_Given task:_ Quote the records that follow in full and exactly; leave out the pictures.

►

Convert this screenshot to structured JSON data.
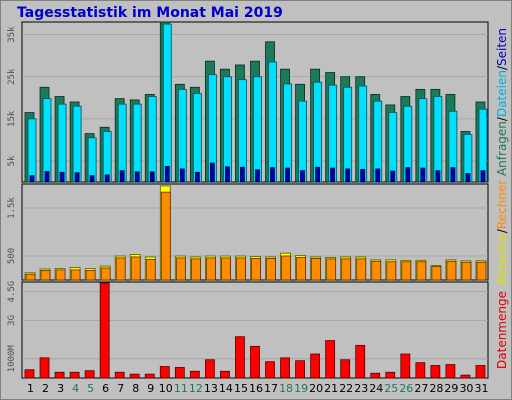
{
  "chart_data": {
    "type": "bar",
    "title": "Tagesstatistik im Monat Mai 2019",
    "categories": [
      "1",
      "2",
      "3",
      "4",
      "5",
      "6",
      "7",
      "8",
      "9",
      "10",
      "11",
      "12",
      "13",
      "14",
      "15",
      "16",
      "17",
      "18",
      "19",
      "20",
      "21",
      "22",
      "23",
      "24",
      "25",
      "26",
      "27",
      "28",
      "29",
      "30",
      "31"
    ],
    "weekend_days": [
      "4",
      "5",
      "11",
      "12",
      "18",
      "19",
      "25",
      "26"
    ],
    "colors": {
      "anfragen": "#1a7a5a",
      "dateien": "#00e0ff",
      "seiten": "#0000b0",
      "rechner": "#ff8c00",
      "besuche": "#ffff00",
      "datenmenge": "#ff0000",
      "weekday_label": "#000000",
      "weekend_label": "#1a7a5a"
    },
    "panels": [
      {
        "id": "hits",
        "ylim": [
          0,
          38000
        ],
        "yticks": [
          "5k",
          "15k",
          "25k",
          "35k"
        ],
        "ytick_values": [
          5000,
          15000,
          25000,
          35000
        ],
        "side_labels": [
          {
            "text": "Anfragen",
            "color": "#1a7a5a"
          },
          {
            "text": "/",
            "color": "#000000"
          },
          {
            "text": "Dateien",
            "color": "#00b0e0"
          },
          {
            "text": "/",
            "color": "#000000"
          },
          {
            "text": "Seiten",
            "color": "#0000b0"
          }
        ],
        "series": [
          {
            "name": "Anfragen",
            "values": [
              16500,
              22500,
              20300,
              19000,
              11500,
              13000,
              19800,
              19500,
              20800,
              38000,
              23200,
              22500,
              28700,
              26800,
              27800,
              28700,
              33300,
              26800,
              23200,
              26800,
              26000,
              25000,
              25000,
              20800,
              18300,
              20300,
              22000,
              22000,
              20800,
              12000,
              19000
            ]
          },
          {
            "name": "Dateien",
            "values": [
              15000,
              19800,
              18500,
              18000,
              10500,
              12000,
              18500,
              18500,
              20300,
              37500,
              22000,
              21000,
              25500,
              25000,
              24300,
              25000,
              28500,
              23300,
              19200,
              23700,
              23000,
              22500,
              22800,
              19200,
              16500,
              18000,
              19800,
              20300,
              16800,
              11300,
              17300
            ]
          },
          {
            "name": "Seiten",
            "values": [
              1500,
              2500,
              2300,
              2200,
              1500,
              1700,
              2700,
              2400,
              2400,
              3700,
              3100,
              2300,
              4500,
              3600,
              3500,
              2900,
              3400,
              3300,
              2700,
              3500,
              3300,
              3100,
              3000,
              3100,
              2600,
              3400,
              3300,
              2700,
              3400,
              2000,
              2700
            ]
          }
        ]
      },
      {
        "id": "visits",
        "ylim": [
          0,
          2000
        ],
        "yticks": [
          "500",
          "1.5k"
        ],
        "ytick_values": [
          500,
          1500
        ],
        "side_labels": [
          {
            "text": "Besuche",
            "color": "#e0e000"
          },
          {
            "text": "/",
            "color": "#000000"
          },
          {
            "text": "Rechner",
            "color": "#ff8c00"
          }
        ],
        "series": [
          {
            "name": "Besuche",
            "values": [
              150,
              230,
              240,
              260,
              240,
              290,
              500,
              530,
              480,
              1960,
              500,
              480,
              500,
              500,
              500,
              490,
              480,
              560,
              510,
              480,
              470,
              480,
              480,
              420,
              420,
              410,
              410,
              300,
              420,
              400,
              400
            ]
          },
          {
            "name": "Rechner",
            "values": [
              120,
              200,
              210,
              210,
              200,
              250,
              460,
              480,
              430,
              1830,
              460,
              440,
              460,
              460,
              460,
              450,
              450,
              500,
              470,
              450,
              440,
              440,
              440,
              390,
              380,
              380,
              380,
              280,
              390,
              370,
              370
            ]
          }
        ]
      },
      {
        "id": "volume",
        "ylim": [
          0,
          5000
        ],
        "yticks": [
          "1000M",
          "3G",
          "4.5G"
        ],
        "ytick_values": [
          1000,
          3000,
          4500
        ],
        "side_labels": [
          {
            "text": "Datenmenge",
            "color": "#dd0000"
          }
        ],
        "series": [
          {
            "name": "Datenmenge",
            "values": [
              430,
              1050,
              300,
              300,
              380,
              4950,
              300,
              200,
              200,
              600,
              550,
              350,
              950,
              350,
              2150,
              1650,
              850,
              1050,
              900,
              1250,
              1950,
              950,
              1700,
              250,
              300,
              1250,
              800,
              650,
              700,
              150,
              650
            ]
          }
        ]
      }
    ]
  }
}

◄

_Task output:_
Convert this screenshot to structured JSON data.
{
  "chart_data": {
    "type": "bar",
    "title": "Tagesstatistik im Monat Mai 2019",
    "categories": [
      "1",
      "2",
      "3",
      "4",
      "5",
      "6",
      "7",
      "8",
      "9",
      "10",
      "11",
      "12",
      "13",
      "14",
      "15",
      "16",
      "17",
      "18",
      "19",
      "20",
      "21",
      "22",
      "23",
      "24",
      "25",
      "26",
      "27",
      "28",
      "29",
      "30",
      "31"
    ],
    "weekend_days": [
      "4",
      "5",
      "11",
      "12",
      "18",
      "19",
      "25",
      "26"
    ],
    "colors": {
      "anfragen": "#1a7a5a",
      "dateien": "#00e0ff",
      "seiten": "#0000b0",
      "rechner": "#ff8c00",
      "besuche": "#ffff00",
      "datenmenge": "#ff0000",
      "weekday_label": "#000000",
      "weekend_label": "#1a7a5a"
    },
    "panels": [
      {
        "id": "hits",
        "ylim": [
          0,
          38000
        ],
        "yticks": [
          "5k",
          "15k",
          "25k",
          "35k"
        ],
        "ytick_values": [
          5000,
          15000,
          25000,
          35000
        ],
        "side_labels": [
          {
            "text": "Anfragen",
            "color": "#1a7a5a"
          },
          {
            "text": "/",
            "color": "#000000"
          },
          {
            "text": "Dateien",
            "color": "#00b0e0"
          },
          {
            "text": "/",
            "color": "#000000"
          },
          {
            "text": "Seiten",
            "color": "#0000b0"
          }
        ],
        "series": [
          {
            "name": "Anfragen",
            "values": [
              16500,
              22500,
              20300,
              19000,
              11500,
              13000,
              19800,
              19500,
              20800,
              38000,
              23200,
              22500,
              28700,
              26800,
              27800,
              28700,
              33300,
              26800,
              23200,
              26800,
              26000,
              25000,
              25000,
              20800,
              18300,
              20300,
              22000,
              22000,
              20800,
              12000,
              19000
            ]
          },
          {
            "name": "Dateien",
            "values": [
              15000,
              19800,
              18500,
              18000,
              10500,
              12000,
              18500,
              18500,
              20300,
              37500,
              22000,
              21000,
              25500,
              25000,
              24300,
              25000,
              28500,
              23300,
              19200,
              23700,
              23000,
              22500,
              22800,
              19200,
              16500,
              18000,
              19800,
              20300,
              16800,
              11300,
              17300
            ]
          },
          {
            "name": "Seiten",
            "values": [
              1500,
              2500,
              2300,
              2200,
              1500,
              1700,
              2700,
              2400,
              2400,
              3700,
              3100,
              2300,
              4500,
              3600,
              3500,
              2900,
              3400,
              3300,
              2700,
              3500,
              3300,
              3100,
              3000,
              3100,
              2600,
              3400,
              3300,
              2700,
              3400,
              2000,
              2700
            ]
          }
        ]
      },
      {
        "id": "visits",
        "ylim": [
          0,
          2000
        ],
        "yticks": [
          "500",
          "1.5k"
        ],
        "ytick_values": [
          500,
          1500
        ],
        "side_labels": [
          {
            "text": "Besuche",
            "color": "#e0e000"
          },
          {
            "text": "/",
            "color": "#000000"
          },
          {
            "text": "Rechner",
            "color": "#ff8c00"
          }
        ],
        "series": [
          {
            "name": "Besuche",
            "values": [
              150,
              230,
              240,
              260,
              240,
              290,
              500,
              530,
              480,
              1960,
              500,
              480,
              500,
              500,
              500,
              490,
              480,
              560,
              510,
              480,
              470,
              480,
              480,
              420,
              420,
              410,
              410,
              300,
              420,
              400,
              400
            ]
          },
          {
            "name": "Rechner",
            "values": [
              120,
              200,
              210,
              210,
              200,
              250,
              460,
              480,
              430,
              1830,
              460,
              440,
              460,
              460,
              460,
              450,
              450,
              500,
              470,
              450,
              440,
              440,
              440,
              390,
              380,
              380,
              380,
              280,
              390,
              370,
              370
            ]
          }
        ]
      },
      {
        "id": "volume",
        "ylim": [
          0,
          5000
        ],
        "yticks": [
          "1000M",
          "3G",
          "4.5G"
        ],
        "ytick_values": [
          1000,
          3000,
          4500
        ],
        "side_labels": [
          {
            "text": "Datenmenge",
            "color": "#dd0000"
          }
        ],
        "series": [
          {
            "name": "Datenmenge",
            "values": [
              430,
              1050,
              300,
              300,
              380,
              4950,
              300,
              200,
              200,
              600,
              550,
              350,
              950,
              350,
              2150,
              1650,
              850,
              1050,
              900,
              1250,
              1950,
              950,
              1700,
              250,
              300,
              1250,
              800,
              650,
              700,
              150,
              650
            ]
          }
        ]
      }
    ]
  }
}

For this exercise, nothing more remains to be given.